[Stated goal]: Copy every line of the data that contains the string "Where".

[Items listed in a dataset]:
'''
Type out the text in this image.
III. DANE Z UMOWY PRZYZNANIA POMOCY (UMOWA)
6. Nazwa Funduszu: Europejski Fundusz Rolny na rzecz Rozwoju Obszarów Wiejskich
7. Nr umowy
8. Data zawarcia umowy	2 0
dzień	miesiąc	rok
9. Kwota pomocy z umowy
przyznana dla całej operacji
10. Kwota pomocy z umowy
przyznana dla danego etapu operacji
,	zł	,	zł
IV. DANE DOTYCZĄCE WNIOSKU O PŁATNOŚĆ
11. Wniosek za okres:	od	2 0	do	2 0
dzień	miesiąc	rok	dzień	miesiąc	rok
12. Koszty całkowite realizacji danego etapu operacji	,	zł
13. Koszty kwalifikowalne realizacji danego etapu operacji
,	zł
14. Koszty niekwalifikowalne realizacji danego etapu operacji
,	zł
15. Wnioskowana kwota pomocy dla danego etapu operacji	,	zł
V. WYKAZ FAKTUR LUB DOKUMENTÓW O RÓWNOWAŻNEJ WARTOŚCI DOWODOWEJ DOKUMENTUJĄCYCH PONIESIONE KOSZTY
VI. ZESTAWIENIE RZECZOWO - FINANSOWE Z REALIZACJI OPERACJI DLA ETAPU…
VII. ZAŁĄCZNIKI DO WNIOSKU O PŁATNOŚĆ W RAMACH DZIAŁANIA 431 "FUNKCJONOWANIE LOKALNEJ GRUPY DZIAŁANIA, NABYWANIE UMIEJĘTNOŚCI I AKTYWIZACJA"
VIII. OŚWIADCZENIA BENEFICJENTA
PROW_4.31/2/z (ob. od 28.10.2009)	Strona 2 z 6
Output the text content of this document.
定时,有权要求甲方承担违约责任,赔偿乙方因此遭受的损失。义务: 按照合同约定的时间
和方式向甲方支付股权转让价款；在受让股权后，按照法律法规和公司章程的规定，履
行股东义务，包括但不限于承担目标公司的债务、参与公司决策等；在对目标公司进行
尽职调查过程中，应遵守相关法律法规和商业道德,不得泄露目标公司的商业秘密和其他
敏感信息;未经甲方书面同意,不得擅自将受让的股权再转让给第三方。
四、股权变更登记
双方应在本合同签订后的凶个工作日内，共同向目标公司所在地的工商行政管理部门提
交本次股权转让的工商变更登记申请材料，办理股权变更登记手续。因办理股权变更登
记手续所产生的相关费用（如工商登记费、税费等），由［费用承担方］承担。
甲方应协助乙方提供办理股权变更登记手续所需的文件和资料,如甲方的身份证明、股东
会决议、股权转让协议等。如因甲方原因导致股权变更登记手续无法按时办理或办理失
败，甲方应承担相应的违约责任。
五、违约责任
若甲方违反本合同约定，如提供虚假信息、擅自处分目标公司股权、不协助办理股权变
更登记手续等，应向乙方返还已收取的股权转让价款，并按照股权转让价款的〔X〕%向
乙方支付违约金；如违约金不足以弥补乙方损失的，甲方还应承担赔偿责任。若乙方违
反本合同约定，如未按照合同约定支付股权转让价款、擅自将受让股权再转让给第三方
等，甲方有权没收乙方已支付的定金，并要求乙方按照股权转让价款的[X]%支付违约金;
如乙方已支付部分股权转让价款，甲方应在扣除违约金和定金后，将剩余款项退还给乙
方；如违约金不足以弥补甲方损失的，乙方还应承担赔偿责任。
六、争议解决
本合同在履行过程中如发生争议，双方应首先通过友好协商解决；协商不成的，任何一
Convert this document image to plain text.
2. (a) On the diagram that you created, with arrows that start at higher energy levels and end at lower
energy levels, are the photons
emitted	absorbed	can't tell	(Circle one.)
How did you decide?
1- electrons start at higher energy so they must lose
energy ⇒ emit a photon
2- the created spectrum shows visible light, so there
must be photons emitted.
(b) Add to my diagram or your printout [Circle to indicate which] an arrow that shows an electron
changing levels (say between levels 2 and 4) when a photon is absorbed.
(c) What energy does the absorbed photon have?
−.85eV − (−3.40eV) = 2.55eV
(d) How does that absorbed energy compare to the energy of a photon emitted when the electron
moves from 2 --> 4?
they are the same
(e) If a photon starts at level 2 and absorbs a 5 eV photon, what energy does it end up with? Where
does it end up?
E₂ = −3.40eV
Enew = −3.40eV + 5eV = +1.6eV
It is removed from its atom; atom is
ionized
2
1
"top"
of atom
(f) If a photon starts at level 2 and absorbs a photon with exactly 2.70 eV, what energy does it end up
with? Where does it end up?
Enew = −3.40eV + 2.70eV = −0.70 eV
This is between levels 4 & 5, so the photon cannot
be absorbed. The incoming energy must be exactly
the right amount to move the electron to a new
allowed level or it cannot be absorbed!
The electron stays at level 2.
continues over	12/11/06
'''
[Result of this exercise]:
(e) If a photon starts at level 2 and absorbs a 5 eV photon, what energy does it end up with? Where
with? Where does it end up?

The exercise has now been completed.